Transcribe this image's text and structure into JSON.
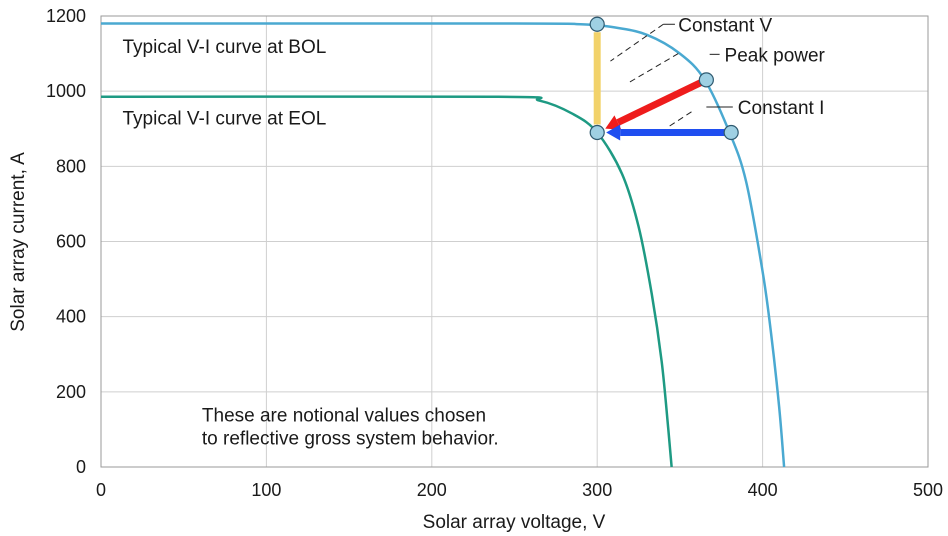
{
  "chart_data": {
    "type": "line",
    "title": "",
    "xlabel": "Solar array voltage, V",
    "ylabel": "Solar array current, A",
    "xlim": [
      0,
      500
    ],
    "ylim": [
      0,
      1200
    ],
    "xticks": [
      0,
      100,
      200,
      300,
      400,
      500
    ],
    "yticks": [
      0,
      200,
      400,
      600,
      800,
      1000,
      1200
    ],
    "grid": true,
    "series": [
      {
        "name": "Typical V-I curve at BOL",
        "color": "#4aa9d1",
        "x": [
          0,
          250,
          290,
          310,
          330,
          350,
          365,
          380,
          390,
          400,
          405,
          410,
          413
        ],
        "y": [
          1180,
          1180,
          1178,
          1170,
          1150,
          1100,
          1030,
          890,
          760,
          520,
          360,
          160,
          0
        ]
      },
      {
        "name": "Typical V-I curve at EOL",
        "color": "#1e9a83",
        "x": [
          0,
          240,
          265,
          285,
          300,
          315,
          325,
          333,
          339,
          343,
          345
        ],
        "y": [
          985,
          985,
          975,
          940,
          890,
          780,
          640,
          460,
          280,
          100,
          0
        ]
      }
    ],
    "markers": [
      {
        "x": 300,
        "y": 1178
      },
      {
        "x": 366,
        "y": 1030
      },
      {
        "x": 381,
        "y": 890
      },
      {
        "x": 300,
        "y": 890
      }
    ],
    "arrows": [
      {
        "label": "Constant V",
        "color": "#f2d26a",
        "from": [
          300,
          1178
        ],
        "to": [
          300,
          890
        ]
      },
      {
        "label": "Peak power",
        "color": "#ee1c1c",
        "from": [
          366,
          1030
        ],
        "to": [
          300,
          890
        ]
      },
      {
        "label": "Constant I",
        "color": "#1f4ef0",
        "from": [
          381,
          890
        ],
        "to": [
          300,
          890
        ]
      }
    ],
    "annotations": [
      {
        "text": "Constant V",
        "x": 349,
        "y": 1178
      },
      {
        "text": "Peak power",
        "x": 377,
        "y": 1098
      },
      {
        "text": "Constant I",
        "x": 385,
        "y": 958
      },
      {
        "text": "Typical V-I curve at BOL",
        "x": 13,
        "y": 1120
      },
      {
        "text": "Typical V-I curve at EOL",
        "x": 13,
        "y": 930
      },
      {
        "text": "These are notional values chosen",
        "x": 61,
        "y": 140
      },
      {
        "text": "to reflective gross system behavior.",
        "x": 61,
        "y": 78
      }
    ]
  }
}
- - - - -
Retype every entry verbatim and exclude the pictures from the copy.

[The response]
Transcribe this image's text and structure into JSON.
{
  "chart_data": {
    "type": "line",
    "title": "",
    "xlabel": "Solar array voltage, V",
    "ylabel": "Solar array current, A",
    "xlim": [
      0,
      500
    ],
    "ylim": [
      0,
      1200
    ],
    "xticks": [
      0,
      100,
      200,
      300,
      400,
      500
    ],
    "yticks": [
      0,
      200,
      400,
      600,
      800,
      1000,
      1200
    ],
    "grid": true,
    "series": [
      {
        "name": "Typical V-I curve at BOL",
        "color": "#4aa9d1",
        "x": [
          0,
          250,
          290,
          310,
          330,
          350,
          365,
          380,
          390,
          400,
          405,
          410,
          413
        ],
        "y": [
          1180,
          1180,
          1178,
          1170,
          1150,
          1100,
          1030,
          890,
          760,
          520,
          360,
          160,
          0
        ]
      },
      {
        "name": "Typical V-I curve at EOL",
        "color": "#1e9a83",
        "x": [
          0,
          240,
          265,
          285,
          300,
          315,
          325,
          333,
          339,
          343,
          345
        ],
        "y": [
          985,
          985,
          975,
          940,
          890,
          780,
          640,
          460,
          280,
          100,
          0
        ]
      }
    ],
    "markers": [
      {
        "x": 300,
        "y": 1178
      },
      {
        "x": 366,
        "y": 1030
      },
      {
        "x": 381,
        "y": 890
      },
      {
        "x": 300,
        "y": 890
      }
    ],
    "arrows": [
      {
        "label": "Constant V",
        "color": "#f2d26a",
        "from": [
          300,
          1178
        ],
        "to": [
          300,
          890
        ]
      },
      {
        "label": "Peak power",
        "color": "#ee1c1c",
        "from": [
          366,
          1030
        ],
        "to": [
          300,
          890
        ]
      },
      {
        "label": "Constant I",
        "color": "#1f4ef0",
        "from": [
          381,
          890
        ],
        "to": [
          300,
          890
        ]
      }
    ],
    "annotations": [
      {
        "text": "Constant V",
        "x": 349,
        "y": 1178
      },
      {
        "text": "Peak power",
        "x": 377,
        "y": 1098
      },
      {
        "text": "Constant I",
        "x": 385,
        "y": 958
      },
      {
        "text": "Typical V-I curve at BOL",
        "x": 13,
        "y": 1120
      },
      {
        "text": "Typical V-I curve at EOL",
        "x": 13,
        "y": 930
      },
      {
        "text": "These are notional values chosen",
        "x": 61,
        "y": 140
      },
      {
        "text": "to reflective gross system behavior.",
        "x": 61,
        "y": 78
      }
    ]
  }
}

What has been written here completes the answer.